- [Exercise]: Read the records below and copy each line that contains "this".

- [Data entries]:
--

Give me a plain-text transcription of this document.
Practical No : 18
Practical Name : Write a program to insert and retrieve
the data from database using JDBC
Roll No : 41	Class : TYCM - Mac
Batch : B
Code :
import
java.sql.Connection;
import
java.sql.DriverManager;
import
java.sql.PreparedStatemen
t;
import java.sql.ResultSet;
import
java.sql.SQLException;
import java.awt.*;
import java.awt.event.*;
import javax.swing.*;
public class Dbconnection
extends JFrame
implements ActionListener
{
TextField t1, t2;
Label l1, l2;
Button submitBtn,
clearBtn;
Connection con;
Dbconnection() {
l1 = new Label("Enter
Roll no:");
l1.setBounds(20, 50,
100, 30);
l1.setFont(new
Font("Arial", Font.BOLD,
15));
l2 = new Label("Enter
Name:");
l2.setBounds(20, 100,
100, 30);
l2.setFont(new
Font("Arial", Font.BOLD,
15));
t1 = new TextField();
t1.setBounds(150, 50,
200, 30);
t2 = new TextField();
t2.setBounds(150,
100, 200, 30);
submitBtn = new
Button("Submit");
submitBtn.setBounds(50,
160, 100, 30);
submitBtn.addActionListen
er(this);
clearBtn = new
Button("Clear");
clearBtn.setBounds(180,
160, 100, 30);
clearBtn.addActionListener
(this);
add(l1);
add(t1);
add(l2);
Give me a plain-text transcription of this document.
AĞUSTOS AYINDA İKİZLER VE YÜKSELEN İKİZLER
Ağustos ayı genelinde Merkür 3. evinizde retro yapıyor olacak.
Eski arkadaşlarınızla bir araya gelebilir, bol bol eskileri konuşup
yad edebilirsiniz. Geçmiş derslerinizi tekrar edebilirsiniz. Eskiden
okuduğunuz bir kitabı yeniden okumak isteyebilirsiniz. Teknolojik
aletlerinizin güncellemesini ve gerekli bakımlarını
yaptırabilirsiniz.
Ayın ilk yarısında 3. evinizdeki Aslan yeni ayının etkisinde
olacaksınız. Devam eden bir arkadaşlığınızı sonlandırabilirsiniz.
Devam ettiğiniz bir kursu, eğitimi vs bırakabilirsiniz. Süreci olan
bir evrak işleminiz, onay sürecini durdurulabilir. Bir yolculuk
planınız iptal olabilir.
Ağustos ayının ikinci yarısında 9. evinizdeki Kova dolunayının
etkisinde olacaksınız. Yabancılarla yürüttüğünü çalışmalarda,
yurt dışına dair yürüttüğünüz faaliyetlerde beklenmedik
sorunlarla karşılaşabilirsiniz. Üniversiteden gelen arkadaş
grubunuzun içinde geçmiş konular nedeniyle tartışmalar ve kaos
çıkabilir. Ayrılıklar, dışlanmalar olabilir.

--

- [Reply to the exercise]:
Give me a plain-text transcription of this document.
er(this);
(this);
Give me a plain-text transcription of this document.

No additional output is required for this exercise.